What is being asked: Pick out each line of the records that includes the string "required", and copy it.

------------------------------------

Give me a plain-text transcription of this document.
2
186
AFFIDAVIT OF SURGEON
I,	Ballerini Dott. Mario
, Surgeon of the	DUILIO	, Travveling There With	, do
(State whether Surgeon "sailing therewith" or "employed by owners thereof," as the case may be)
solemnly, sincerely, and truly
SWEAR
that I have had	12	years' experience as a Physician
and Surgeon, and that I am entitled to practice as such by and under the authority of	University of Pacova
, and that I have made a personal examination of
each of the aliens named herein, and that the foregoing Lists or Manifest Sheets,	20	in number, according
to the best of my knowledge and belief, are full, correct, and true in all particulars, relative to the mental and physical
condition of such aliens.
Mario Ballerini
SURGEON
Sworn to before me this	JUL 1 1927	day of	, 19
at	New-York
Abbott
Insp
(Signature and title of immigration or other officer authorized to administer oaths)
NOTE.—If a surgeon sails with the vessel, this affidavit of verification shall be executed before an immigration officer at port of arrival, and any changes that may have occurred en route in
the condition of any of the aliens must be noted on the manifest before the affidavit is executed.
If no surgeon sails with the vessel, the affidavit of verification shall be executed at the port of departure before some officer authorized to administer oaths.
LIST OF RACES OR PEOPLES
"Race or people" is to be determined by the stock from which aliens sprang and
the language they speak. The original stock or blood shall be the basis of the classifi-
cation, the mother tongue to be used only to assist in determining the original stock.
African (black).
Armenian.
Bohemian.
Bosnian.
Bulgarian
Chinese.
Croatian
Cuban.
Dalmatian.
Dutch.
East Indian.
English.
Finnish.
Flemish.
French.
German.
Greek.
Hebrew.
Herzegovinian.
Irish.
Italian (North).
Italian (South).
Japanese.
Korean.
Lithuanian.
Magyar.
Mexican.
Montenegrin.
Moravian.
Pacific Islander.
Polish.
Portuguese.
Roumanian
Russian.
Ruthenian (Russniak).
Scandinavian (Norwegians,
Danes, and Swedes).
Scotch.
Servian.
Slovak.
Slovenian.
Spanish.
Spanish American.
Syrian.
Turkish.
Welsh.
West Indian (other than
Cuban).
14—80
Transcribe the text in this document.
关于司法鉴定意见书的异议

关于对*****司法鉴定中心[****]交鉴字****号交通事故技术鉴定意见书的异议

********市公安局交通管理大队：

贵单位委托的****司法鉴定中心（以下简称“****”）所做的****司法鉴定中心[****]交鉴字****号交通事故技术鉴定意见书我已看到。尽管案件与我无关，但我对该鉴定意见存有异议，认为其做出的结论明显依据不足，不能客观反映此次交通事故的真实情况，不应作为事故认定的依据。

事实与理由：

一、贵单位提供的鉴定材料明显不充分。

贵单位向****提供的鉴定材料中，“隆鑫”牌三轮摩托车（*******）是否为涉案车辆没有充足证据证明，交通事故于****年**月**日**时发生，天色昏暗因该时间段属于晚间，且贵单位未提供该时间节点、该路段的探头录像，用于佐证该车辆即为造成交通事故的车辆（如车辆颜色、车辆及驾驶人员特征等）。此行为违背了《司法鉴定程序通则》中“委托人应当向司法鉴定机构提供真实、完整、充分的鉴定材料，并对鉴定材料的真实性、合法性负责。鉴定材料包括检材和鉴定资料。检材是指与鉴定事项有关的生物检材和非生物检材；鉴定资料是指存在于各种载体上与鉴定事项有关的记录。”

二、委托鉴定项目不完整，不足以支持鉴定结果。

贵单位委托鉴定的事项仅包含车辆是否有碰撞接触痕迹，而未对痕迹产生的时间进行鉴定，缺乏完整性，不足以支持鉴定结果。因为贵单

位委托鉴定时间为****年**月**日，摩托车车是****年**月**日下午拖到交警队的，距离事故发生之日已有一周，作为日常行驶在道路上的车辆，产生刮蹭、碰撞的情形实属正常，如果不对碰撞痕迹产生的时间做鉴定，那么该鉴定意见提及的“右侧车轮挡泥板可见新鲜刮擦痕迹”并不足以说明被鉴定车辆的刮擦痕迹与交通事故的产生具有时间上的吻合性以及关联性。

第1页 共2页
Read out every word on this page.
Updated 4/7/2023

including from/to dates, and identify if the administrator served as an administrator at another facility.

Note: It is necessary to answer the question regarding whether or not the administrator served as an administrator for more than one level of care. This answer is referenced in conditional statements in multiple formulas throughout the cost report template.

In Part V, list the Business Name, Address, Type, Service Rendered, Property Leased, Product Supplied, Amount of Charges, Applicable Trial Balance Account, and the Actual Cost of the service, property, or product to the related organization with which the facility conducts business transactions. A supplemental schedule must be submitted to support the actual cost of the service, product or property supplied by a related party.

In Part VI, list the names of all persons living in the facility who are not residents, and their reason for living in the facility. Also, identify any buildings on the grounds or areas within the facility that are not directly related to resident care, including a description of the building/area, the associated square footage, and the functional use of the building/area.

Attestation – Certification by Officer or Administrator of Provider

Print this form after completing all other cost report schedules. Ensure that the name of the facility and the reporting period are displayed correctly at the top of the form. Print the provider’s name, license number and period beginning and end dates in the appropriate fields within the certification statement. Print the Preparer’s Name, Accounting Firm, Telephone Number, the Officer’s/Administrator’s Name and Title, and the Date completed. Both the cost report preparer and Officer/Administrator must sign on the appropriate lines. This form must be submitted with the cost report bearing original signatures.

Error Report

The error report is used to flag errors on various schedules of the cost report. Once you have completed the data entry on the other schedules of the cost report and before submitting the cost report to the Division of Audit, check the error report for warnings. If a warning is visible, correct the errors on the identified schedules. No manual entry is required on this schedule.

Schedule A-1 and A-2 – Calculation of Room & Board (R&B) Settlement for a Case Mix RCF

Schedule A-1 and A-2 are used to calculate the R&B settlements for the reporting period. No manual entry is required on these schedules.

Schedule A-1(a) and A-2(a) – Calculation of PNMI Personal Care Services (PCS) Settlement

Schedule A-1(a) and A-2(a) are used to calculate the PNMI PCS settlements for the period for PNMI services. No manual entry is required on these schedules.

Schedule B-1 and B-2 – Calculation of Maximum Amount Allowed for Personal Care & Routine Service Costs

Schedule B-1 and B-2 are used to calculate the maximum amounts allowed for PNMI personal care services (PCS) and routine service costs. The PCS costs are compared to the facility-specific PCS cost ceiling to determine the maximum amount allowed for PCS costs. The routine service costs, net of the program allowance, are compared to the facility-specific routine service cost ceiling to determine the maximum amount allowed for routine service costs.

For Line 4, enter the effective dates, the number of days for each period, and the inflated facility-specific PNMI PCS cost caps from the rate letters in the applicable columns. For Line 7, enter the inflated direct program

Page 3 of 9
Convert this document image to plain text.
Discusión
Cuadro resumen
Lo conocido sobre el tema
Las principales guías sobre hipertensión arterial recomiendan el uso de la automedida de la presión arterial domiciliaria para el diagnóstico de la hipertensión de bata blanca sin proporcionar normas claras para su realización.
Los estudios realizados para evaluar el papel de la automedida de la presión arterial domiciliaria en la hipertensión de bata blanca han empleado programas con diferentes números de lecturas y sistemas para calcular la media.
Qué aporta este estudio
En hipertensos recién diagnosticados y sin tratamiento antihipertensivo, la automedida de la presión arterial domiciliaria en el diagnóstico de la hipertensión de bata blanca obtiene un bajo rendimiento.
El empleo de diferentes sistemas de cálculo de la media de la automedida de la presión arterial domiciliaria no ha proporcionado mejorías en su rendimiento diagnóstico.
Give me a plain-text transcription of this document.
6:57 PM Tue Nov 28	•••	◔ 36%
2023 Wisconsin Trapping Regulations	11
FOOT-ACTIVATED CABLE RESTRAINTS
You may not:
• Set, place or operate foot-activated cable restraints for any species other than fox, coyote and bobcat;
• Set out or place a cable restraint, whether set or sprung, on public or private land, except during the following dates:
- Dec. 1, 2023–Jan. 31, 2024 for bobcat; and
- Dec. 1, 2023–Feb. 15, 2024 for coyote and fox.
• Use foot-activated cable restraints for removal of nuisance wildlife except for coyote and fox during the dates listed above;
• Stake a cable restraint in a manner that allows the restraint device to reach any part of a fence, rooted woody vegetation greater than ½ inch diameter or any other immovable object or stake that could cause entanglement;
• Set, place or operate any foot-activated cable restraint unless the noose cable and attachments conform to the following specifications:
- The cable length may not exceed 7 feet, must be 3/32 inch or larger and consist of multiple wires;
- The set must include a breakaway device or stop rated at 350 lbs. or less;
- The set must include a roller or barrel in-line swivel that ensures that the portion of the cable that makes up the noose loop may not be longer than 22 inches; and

------------------------------------

Answer for this exercise:
The error report is used to flag errors on various schedules of the cost report. Once you have completed the data entry on the other schedules of the cost report and before submitting the cost report to the Division of Audit, check the error report for warnings. If a warning is visible, correct the errors on the identified schedules. No manual entry is required on this schedule.
Schedule A-1 and A-2 are used to calculate the R&B settlements for the reporting period. No manual entry is required on these schedules.
Schedule A-1(a) and A-2(a) are used to calculate the PNMI PCS settlements for the period for PNMI services. No manual entry is required on these schedules.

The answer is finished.